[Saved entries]
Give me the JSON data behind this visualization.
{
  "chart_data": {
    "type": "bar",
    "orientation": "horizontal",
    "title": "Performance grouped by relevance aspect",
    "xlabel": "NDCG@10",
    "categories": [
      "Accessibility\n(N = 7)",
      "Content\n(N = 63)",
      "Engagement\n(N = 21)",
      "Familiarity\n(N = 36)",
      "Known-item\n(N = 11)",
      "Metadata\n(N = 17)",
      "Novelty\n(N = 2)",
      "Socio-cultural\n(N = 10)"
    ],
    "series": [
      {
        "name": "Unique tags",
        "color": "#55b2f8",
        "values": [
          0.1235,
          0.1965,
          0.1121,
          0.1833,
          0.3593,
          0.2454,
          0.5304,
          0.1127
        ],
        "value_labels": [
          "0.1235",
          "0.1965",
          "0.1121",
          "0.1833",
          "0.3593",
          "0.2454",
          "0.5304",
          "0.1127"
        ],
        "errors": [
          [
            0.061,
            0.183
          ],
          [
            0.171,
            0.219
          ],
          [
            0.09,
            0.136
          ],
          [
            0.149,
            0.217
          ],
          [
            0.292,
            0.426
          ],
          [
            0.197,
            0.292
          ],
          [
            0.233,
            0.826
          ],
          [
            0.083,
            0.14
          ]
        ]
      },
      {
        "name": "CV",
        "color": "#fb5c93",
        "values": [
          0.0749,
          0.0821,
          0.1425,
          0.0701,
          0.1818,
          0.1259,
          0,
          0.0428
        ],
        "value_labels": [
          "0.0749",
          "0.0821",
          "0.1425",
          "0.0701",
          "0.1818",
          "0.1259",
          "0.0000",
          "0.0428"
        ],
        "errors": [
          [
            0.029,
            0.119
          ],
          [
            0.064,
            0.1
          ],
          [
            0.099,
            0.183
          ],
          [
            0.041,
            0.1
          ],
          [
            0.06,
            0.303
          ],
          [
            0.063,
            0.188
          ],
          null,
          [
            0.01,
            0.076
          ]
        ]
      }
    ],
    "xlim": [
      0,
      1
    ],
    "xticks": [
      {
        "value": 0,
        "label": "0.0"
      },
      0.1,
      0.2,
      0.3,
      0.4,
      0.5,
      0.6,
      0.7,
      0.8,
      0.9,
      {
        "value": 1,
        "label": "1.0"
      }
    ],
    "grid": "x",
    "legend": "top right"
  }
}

Given instruction
Extract the data in full. Keep it word for word.

Solution to this exercise
Give me the JSON data behind this visualization.
{
  "chart_data": {
    "type": "bar",
    "orientation": "horizontal",
    "title": "Performance grouped by relevance aspect",
    "xlabel": "NDCG@10",
    "categories": [
      "Accessibility\n(N = 7)",
      "Content\n(N = 63)",
      "Engagement\n(N = 21)",
      "Familiarity\n(N = 36)",
      "Known-item\n(N = 11)",
      "Metadata\n(N = 17)",
      "Novelty\n(N = 2)",
      "Socio-cultural\n(N = 10)"
    ],
    "series": [
      {
        "name": "Unique tags",
        "color": "#55b2f8",
        "values": [
          0.1235,
          0.1965,
          0.1121,
          0.1833,
          0.3593,
          0.2454,
          0.5304,
          0.1127
        ],
        "value_labels": [
          "0.1235",
          "0.1965",
          "0.1121",
          "0.1833",
          "0.3593",
          "0.2454",
          "0.5304",
          "0.1127"
        ],
        "errors": [
          [
            0.061,
            0.183
          ],
          [
            0.171,
            0.219
          ],
          [
            0.09,
            0.136
          ],
          [
            0.149,
            0.217
          ],
          [
            0.292,
            0.426
          ],
          [
            0.197,
            0.292
          ],
          [
            0.233,
            0.826
          ],
          [
            0.083,
            0.14
          ]
        ]
      },
      {
        "name": "CV",
        "color": "#fb5c93",
        "values": [
          0.0749,
          0.0821,
          0.1425,
          0.0701,
          0.1818,
          0.1259,
          0,
          0.0428
        ],
        "value_labels": [
          "0.0749",
          "0.0821",
          "0.1425",
          "0.0701",
          "0.1818",
          "0.1259",
          "0.0000",
          "0.0428"
        ],
        "errors": [
          [
            0.029,
            0.119
          ],
          [
            0.064,
            0.1
          ],
          [
            0.099,
            0.183
          ],
          [
            0.041,
            0.1
          ],
          [
            0.06,
            0.303
          ],
          [
            0.063,
            0.188
          ],
          null,
          [
            0.01,
            0.076
          ]
        ]
      }
    ],
    "xlim": [
      0,
      1
    ],
    "xticks": [
      {
        "value": 0,
        "label": "0.0"
      },
      0.1,
      0.2,
      0.3,
      0.4,
      0.5,
      0.6,
      0.7,
      0.8,
      0.9,
      {
        "value": 1,
        "label": "1.0"
      }
    ],
    "grid": "x",
    "legend": "top right"
  }
}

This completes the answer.